■ **Page excerpt**
● ● ●

3:13 pm on Nov 9, 2008 (gmt 0)

10+ Year Member



I don't know why, but much people who use microsoft don't seem to have fonts installed. is there any standard font that every user who uses windows has and looks like Lucida Calligraphy or Lucida Handwriting? the closest I have is comic sans MS, but it doesn't even look like it...

tedster

6:19 pm on Nov 9, 2008 (gmt 0)

WebmasterWorld Senior Member 10+ Year Member



You're not going to find something that looks like Lucida and has a wider installation base. But...

There's a free technology called sIFR (Scalable Inman Flash Replacement) that would allow you to serve a special font to anyone with Flash capabilities.

tangor

12:45 pm on Nov 10, 2008 (gmt 0)

WebmasterWorld Senior Member 10+ Year Member Top Contributors Of The Month



Fonts have been one of the big problems for designers for many years. Several different application/inserts have been developed, but few of them work consistently at the HTML level. I'd dearly love to see it possible, but so far the best I can come up with (for those pages that SIMPLY MUST HAVE A SPECIFIC FONT) is to provide the font as a download and a short instruction on the page to download and install to see the page in all it's glory.

● ● ●

■ **Information supplied**
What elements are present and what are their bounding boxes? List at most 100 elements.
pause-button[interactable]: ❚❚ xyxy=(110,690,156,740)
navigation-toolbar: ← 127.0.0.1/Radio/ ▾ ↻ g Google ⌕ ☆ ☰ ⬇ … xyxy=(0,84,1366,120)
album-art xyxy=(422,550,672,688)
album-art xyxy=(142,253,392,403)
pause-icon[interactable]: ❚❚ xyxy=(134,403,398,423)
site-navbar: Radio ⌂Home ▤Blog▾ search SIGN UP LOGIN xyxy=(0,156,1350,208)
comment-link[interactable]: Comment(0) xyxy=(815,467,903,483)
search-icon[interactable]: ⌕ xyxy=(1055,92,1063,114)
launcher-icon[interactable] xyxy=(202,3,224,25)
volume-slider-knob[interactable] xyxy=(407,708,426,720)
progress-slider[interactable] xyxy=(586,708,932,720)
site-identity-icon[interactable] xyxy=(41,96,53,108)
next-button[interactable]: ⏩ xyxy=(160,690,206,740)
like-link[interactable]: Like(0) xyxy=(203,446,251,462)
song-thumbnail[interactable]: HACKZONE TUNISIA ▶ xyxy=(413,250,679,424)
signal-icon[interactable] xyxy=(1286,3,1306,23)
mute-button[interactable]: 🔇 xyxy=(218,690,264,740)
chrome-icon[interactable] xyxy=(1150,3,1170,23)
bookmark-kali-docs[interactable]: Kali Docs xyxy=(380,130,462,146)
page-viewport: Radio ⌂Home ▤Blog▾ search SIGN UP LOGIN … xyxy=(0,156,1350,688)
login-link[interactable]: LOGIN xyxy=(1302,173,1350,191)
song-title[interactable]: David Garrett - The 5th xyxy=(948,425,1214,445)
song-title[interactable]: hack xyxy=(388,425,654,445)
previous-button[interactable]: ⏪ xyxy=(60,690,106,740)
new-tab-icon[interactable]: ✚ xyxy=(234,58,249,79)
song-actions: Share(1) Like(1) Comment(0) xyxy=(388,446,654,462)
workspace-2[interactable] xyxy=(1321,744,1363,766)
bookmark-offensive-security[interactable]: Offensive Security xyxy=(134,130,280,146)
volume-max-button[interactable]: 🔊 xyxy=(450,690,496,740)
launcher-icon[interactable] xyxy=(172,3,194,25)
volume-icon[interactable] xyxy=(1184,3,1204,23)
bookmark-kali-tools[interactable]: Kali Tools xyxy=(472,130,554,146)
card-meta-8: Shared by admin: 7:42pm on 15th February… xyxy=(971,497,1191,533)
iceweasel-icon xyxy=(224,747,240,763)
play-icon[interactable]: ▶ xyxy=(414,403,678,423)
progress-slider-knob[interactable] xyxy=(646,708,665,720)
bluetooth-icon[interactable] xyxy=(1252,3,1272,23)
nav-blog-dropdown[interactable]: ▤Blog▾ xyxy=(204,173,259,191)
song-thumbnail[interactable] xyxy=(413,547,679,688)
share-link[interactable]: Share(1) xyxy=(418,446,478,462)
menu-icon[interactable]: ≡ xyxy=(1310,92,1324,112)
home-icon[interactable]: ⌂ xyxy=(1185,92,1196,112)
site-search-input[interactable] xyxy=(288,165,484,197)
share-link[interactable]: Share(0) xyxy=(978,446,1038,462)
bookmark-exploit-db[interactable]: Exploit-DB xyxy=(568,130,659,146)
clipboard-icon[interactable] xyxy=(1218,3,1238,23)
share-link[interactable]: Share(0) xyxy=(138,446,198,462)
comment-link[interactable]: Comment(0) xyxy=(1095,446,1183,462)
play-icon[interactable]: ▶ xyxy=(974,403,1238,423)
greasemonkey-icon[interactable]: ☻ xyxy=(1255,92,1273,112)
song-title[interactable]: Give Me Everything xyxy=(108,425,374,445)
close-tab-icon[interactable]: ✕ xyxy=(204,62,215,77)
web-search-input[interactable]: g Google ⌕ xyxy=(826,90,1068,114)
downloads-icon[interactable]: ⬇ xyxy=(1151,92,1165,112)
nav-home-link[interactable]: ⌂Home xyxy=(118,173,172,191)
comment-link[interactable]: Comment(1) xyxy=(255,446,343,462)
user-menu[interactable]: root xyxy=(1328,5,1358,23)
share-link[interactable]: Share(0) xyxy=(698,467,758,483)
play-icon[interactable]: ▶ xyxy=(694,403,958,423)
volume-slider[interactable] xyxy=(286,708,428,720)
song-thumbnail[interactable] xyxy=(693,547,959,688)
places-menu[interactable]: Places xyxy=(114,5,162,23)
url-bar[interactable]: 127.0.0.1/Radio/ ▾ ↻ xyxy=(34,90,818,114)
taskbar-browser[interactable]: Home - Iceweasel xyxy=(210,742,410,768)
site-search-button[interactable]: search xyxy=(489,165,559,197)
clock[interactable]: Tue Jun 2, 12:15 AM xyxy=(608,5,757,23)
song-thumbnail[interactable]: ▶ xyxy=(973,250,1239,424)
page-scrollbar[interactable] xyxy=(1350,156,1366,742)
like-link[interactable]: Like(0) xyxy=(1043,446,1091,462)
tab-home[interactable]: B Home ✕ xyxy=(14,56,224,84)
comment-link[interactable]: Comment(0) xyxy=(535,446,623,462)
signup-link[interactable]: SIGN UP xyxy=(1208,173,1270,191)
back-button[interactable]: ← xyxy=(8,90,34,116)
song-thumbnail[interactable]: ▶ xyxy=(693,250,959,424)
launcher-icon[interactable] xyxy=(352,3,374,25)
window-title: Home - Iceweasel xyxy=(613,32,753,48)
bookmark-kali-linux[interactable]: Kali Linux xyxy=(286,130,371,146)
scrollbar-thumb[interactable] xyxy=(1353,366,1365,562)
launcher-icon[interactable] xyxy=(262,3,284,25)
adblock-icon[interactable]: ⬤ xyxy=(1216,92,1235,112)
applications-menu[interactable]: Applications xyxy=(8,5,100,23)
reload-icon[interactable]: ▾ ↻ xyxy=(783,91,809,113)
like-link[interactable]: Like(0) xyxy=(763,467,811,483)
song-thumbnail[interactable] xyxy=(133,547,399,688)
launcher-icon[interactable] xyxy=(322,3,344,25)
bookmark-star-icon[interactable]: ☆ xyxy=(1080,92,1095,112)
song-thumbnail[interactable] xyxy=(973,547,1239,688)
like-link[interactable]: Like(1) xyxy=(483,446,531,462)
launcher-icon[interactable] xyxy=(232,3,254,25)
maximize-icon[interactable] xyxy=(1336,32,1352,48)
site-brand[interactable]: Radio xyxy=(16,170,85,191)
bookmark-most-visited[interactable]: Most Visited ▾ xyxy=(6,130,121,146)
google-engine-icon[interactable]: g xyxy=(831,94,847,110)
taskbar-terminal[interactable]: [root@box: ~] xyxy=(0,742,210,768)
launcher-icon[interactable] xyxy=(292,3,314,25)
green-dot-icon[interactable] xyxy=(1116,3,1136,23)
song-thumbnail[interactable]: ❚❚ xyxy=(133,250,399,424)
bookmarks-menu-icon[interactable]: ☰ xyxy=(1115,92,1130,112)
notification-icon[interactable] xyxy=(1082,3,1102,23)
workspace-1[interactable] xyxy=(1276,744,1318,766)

● ● ●

■ **Exercise requirements**
**a)** Transcribe the forum thread on fonts from "There's a free" up to and including "10, 2008 (gmt 0)".
**b)** In the forum thread on fonts, what free technology does tedster say would let a special font be served to anyone with Flash capabilities?
The items are separate material with no connection to the forum thread on fonts.

■ **Task-by-task solutions**
**a)**
There's a free technology called sIFR (Scalable Inman Flash Replacement) that would allow you to serve a special font to anyone with Flash capabilities.

tangor

12:45 pm on Nov 10, 2008 (gmt 0)

**b)** sIFR (Scalable Inman Flash Replacement).